AUFGABEN ▸
- A) In welchem Jahr hat Heintje das Lied laut dem Text über den Muttertag zum ersten Mal gesungen?
- B) Fassen Sie den Text über den Muttertag in zwei Sätzen zusammen.
- C) Schreiben Sie den Text über den Muttertag im Anschluss an seinen letzten Satz weiter.

TEXTABSCHNITT ▸
<<<<
Alptraum Muttertag

Der Songtext  des holländischen Kinderstars Heintje, der das Lied 1967 zum ersten Mal gesungen hat,

Wenn du noch eine Mutter hast, dann danke Gott dafür, den allerschönsten Blumenstrauß, bring ihn noch heut zu ihr…….,

ist für die 55-jährige Klientin ein Albtraum. Allein der Gedanke, dass zum diesjährigen Muttertag ein Besuch bei ihrer 79-jährigen Mutter ansteht, löst in ihr Widerstand, Übelkeit und Erbrechen aus. „Ich will da nicht hin“, sagt sie aufgeregt, „aber ich muss, weil man ja zum Muttertag die Mutter besucht. Und wenn man das nicht macht, dann ehrt man die Mutter nicht, und das ist schlimm. Aber mir dreht sich dabei der Magen um. Bis heute lehnt mich meine Mutter ab und ich weiß nicht warum. Meine Mutter mag mich nicht und das lässt sie mich jeden Tag spüren, seit 55 Jahren. Ich kann nicht mehr. Sie will mich nicht mehr sehen, aber komme ich dann nicht zu den Familientreffen, dann werde ich beschimpft und runtergemacht, was ich denn für eine eingebildete Tochter sei und ob ich mich für etwas Besseres halten würde. Meine Oma hat mich geliebt aber meine Mutter hasst mich vom ersten Tag an. Das ist eine Katastrophe, das ist eine Katastrophe.“

Die äußerlich starke Frau ist innerlich erschüttert und erkennt die unsagbaren Jahrzehnte der Ablehnung als eine persönliche Katastrophe, die ihre bisherige Biografie maßgeblich depressiv, abhängig und ängstlich bestimmt hat und sie urplötzlich trifft. Sie ringt nach Worten und atmet schwer, die innere, emotionale Bewegung macht sie fassungslos. „Ich muss gleich weinen“, sagt sie, hält sich aber dann zurück.

Die Klientin beschreitet in der Beratung einen Ablösungsprozess von der Mutter und will anschließend in einen Abrechnungs- und Vergebungsprozess einsteigen. Sie erkennt, dass sie bis heute nach der Liebe und Zuwendung der Mutter verlangt hat und sich dabei täg-lich der unvorstellbaren, schmerzlichen Ablehnung und Lieblosigkeit der Mutter aus-gesetzt hat.
>>>>
DATENAUSZÜGE ▸
<<<<
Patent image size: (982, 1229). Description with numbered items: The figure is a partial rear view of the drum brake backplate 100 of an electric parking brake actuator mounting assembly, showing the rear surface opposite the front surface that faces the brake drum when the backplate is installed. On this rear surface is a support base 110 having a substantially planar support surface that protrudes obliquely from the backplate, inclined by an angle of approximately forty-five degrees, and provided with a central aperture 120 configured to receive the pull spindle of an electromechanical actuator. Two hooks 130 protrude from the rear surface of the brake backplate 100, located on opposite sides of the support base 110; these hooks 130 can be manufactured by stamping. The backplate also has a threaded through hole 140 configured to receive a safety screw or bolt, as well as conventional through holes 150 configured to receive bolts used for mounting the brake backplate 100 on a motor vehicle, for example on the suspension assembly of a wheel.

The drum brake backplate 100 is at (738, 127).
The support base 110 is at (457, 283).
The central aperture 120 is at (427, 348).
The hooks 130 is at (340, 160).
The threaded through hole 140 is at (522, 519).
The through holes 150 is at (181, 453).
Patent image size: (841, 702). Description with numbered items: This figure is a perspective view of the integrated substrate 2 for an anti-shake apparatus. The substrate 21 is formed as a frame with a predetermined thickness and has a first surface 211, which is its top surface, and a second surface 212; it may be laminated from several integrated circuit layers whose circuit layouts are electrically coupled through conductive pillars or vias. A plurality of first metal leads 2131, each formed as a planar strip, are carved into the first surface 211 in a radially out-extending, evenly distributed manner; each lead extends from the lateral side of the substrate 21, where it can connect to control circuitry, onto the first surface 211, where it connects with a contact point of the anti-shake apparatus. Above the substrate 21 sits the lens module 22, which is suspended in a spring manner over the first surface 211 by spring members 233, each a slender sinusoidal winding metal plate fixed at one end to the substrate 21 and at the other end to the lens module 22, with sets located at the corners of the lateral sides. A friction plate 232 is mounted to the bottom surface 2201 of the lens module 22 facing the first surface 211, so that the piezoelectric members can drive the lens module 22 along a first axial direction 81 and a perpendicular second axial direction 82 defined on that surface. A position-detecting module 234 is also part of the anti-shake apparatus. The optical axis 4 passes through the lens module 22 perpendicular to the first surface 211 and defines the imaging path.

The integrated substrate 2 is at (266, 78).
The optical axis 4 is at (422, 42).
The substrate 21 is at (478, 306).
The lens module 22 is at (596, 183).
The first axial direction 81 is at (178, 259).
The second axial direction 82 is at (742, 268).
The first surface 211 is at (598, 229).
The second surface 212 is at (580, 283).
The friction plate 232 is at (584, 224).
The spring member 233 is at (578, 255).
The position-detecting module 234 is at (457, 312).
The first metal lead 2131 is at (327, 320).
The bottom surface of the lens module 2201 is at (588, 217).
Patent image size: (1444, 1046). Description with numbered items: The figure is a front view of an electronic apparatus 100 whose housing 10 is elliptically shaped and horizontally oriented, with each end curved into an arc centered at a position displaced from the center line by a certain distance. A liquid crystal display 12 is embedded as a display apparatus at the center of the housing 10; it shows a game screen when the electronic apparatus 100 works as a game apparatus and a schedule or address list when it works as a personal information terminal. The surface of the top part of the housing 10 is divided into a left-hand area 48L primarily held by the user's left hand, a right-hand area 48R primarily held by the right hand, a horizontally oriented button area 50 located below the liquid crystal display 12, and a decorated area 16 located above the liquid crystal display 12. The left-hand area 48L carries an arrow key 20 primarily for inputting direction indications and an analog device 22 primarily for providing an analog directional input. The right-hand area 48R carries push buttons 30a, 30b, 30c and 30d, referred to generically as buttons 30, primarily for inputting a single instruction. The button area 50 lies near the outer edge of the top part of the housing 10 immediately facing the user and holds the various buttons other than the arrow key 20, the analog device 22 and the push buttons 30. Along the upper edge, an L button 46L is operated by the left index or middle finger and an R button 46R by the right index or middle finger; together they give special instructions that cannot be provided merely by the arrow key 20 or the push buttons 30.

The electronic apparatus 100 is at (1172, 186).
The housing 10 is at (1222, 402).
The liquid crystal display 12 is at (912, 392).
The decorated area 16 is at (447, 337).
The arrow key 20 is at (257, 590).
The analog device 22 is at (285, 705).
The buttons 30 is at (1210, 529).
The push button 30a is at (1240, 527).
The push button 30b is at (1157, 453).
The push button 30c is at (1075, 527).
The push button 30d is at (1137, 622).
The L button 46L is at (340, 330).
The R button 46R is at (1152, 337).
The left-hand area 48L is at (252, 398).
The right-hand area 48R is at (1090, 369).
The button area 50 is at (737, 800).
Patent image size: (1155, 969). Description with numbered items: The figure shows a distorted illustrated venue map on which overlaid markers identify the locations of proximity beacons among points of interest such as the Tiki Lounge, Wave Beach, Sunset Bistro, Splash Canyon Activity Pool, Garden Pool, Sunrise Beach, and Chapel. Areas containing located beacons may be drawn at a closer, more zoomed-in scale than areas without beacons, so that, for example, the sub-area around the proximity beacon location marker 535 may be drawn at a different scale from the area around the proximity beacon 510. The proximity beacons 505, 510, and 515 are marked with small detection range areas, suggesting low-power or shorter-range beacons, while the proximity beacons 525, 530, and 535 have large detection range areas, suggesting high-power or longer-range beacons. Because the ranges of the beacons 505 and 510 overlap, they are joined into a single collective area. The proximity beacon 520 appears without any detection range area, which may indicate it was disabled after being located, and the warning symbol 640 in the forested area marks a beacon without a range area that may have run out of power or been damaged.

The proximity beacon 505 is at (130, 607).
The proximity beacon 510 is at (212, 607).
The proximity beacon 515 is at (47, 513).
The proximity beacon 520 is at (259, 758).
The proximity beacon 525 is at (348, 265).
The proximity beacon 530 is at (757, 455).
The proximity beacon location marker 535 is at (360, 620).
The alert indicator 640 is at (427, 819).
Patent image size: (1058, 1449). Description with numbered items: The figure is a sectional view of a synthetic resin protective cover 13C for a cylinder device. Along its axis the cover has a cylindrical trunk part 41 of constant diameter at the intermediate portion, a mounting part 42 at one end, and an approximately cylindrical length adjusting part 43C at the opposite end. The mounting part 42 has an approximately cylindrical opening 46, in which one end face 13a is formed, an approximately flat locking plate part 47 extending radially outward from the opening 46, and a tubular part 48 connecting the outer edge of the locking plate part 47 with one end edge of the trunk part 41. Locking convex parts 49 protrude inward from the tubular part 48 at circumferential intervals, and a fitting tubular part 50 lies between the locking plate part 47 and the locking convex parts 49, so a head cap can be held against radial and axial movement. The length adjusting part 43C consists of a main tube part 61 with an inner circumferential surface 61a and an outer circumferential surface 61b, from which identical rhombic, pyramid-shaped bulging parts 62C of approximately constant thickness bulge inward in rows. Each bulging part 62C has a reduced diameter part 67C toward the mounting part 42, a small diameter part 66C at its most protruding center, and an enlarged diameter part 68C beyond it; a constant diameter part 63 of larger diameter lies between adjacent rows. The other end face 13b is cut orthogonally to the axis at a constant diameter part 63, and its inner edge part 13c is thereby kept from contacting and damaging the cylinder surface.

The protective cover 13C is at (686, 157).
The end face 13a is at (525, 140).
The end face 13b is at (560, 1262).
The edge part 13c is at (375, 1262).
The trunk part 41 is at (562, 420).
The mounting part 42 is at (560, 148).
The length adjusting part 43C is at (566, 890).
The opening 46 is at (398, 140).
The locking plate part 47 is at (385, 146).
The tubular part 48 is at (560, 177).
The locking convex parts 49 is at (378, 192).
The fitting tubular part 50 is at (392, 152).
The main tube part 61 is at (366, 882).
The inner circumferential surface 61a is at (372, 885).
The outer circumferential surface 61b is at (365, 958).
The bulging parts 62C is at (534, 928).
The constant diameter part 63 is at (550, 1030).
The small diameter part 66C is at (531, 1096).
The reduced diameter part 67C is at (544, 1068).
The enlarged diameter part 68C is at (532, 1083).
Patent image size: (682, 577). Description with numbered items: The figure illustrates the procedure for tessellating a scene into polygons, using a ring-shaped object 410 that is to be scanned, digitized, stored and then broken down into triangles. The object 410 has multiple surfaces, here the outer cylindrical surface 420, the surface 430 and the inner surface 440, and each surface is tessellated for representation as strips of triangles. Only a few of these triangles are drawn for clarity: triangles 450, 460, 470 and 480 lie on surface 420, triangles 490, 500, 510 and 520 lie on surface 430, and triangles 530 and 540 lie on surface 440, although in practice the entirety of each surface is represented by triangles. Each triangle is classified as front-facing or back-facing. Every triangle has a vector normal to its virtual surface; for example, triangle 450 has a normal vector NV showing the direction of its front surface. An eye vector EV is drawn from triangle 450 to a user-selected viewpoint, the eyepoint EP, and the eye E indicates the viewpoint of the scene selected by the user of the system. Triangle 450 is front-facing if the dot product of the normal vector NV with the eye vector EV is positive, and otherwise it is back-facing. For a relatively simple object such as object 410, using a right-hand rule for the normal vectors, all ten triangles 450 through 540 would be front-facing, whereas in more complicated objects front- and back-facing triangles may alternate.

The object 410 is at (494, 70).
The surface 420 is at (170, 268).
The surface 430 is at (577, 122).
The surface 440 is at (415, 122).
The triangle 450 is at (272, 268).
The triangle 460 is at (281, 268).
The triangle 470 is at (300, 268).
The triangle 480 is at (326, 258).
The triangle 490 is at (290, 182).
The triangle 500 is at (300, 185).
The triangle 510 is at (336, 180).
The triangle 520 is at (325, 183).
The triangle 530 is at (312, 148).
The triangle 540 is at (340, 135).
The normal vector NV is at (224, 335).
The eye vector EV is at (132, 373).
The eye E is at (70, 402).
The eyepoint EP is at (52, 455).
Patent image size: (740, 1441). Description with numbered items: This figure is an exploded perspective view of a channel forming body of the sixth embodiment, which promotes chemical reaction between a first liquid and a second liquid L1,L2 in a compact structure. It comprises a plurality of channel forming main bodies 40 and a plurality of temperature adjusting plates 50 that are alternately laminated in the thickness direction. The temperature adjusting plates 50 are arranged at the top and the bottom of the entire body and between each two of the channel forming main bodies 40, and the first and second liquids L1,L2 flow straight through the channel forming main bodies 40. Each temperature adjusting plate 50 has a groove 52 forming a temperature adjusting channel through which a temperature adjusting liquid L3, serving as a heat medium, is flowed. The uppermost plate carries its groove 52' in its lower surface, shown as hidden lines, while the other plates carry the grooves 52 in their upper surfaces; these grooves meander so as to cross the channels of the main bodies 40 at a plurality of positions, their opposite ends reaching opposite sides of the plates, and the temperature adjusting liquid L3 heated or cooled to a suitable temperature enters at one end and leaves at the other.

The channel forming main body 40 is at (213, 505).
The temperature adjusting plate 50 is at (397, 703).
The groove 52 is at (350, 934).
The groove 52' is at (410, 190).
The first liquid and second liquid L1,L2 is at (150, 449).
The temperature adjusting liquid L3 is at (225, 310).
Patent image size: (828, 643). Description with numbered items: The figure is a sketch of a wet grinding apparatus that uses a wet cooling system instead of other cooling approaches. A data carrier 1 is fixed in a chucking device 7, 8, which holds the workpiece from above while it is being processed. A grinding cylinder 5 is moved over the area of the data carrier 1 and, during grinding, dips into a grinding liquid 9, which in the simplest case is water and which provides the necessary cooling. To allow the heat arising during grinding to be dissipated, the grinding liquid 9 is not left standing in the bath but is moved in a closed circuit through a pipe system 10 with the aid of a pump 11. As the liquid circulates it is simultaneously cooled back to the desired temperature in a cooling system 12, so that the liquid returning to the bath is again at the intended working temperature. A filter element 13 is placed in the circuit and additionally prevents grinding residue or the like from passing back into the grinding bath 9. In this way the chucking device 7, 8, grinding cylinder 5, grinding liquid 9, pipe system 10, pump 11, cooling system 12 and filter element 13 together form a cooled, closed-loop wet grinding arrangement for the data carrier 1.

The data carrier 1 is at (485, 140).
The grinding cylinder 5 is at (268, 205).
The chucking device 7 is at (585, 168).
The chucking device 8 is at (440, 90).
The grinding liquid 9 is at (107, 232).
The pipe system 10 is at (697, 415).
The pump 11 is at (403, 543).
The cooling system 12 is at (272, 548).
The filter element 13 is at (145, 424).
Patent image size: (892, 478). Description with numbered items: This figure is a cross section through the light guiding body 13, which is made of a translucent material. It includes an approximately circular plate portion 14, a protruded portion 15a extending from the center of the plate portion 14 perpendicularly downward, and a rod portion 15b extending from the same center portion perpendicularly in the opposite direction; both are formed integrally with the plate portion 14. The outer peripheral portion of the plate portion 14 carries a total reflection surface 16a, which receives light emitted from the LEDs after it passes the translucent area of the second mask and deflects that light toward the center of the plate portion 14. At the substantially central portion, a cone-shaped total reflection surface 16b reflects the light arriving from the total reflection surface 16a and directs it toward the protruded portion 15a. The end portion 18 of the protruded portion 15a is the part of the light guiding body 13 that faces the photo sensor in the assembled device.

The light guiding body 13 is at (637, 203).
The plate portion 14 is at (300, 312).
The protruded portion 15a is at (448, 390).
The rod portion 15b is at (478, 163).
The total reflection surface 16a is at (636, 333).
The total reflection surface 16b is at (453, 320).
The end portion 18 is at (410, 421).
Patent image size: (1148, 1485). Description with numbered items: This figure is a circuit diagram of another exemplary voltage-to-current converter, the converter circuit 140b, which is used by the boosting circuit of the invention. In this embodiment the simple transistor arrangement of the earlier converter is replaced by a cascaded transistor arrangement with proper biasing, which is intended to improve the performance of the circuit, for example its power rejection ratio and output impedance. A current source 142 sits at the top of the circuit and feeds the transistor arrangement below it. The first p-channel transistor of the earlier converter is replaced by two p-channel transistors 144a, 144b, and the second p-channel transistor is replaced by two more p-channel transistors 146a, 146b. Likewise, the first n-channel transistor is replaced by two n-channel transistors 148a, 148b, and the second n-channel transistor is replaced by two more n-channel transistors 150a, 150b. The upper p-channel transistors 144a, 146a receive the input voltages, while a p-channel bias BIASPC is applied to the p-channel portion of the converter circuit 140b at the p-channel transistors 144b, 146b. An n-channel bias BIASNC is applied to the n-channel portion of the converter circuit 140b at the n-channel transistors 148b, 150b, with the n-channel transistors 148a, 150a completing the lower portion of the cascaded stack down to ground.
>>>>
ANTWORTEN ▸
- A) 1967

- B) Für eine 55-jährige Klientin ist der anstehende Muttertagsbesuch bei ihrer 79-jährigen Mutter ein Albtraum, und sie berichtet, dass ihre Mutter sie seit 55 Jahren ablehnt. In der Beratung beginnt sie einen Ablösungsprozess von der Mutter und erkennt, dass sie bis heute nach deren Liebe verlangt und sich dabei täglich ihrer Ablehnung und Lieblosigkeit ausgesetzt hat.

- C)
„Ich muss umdenken und von meiner Mutter loslassen“, sagt sie und trifft die weit-reichende Entscheidung, nicht mehr daran festzuhalten von der Mutter endlich die ersehnte Liebe und Zuwendung zu bekommen, die ihr zusteht. Mit 55 Jahren wird die Klientin schließlich aus der emotionalen Abhängigkeit zu ihrer  Mutter frei und beginnt, „auf noch wackeligen Beinen“, selbstbestimmt zu leben.

„Ich habe Gott immer mit meiner Mutter verwechselt. Das muss ich aufgeben. Meine Mutter ist nicht Gott, das muss ich trennen“, sagt sie erstaunt. Sie erlebt in einer ein-drücklichen  Beratungsstunde, dass Gott ein liebender Gott ist, der sie persönlich liebt. Das ist für diese Frau ein stabiler Identitätsfaktor, auf dem sie ihr neues Selbstbild stellt und dabei einen spürbaren inneren Halt wahrnimmt.  „Es ist“, sagt sie, „als würde sich die Welt auf den Kopf stellen.“

Die gelernte Krankenschwester erlebt mit 55 Jahren den Inhalt des populären Spruches:

Liebe ist, wenn jemand deine Welt auf den Kopf stellt und sie sich zum ersten mal richtig anfühlt,

wie eine Neugeburt,  ausschließlich aufgrund der Wahrheit über sich und des eigenen Selbstbildes, dass sie eine geliebte Tochter, Frau und ein geliebter Mensch ist, der von Gott wunderbar und kostbar gemacht ist. Das ist transformierende, befreiende Selbsterkenntnis, die im Kern Veränderung schafft.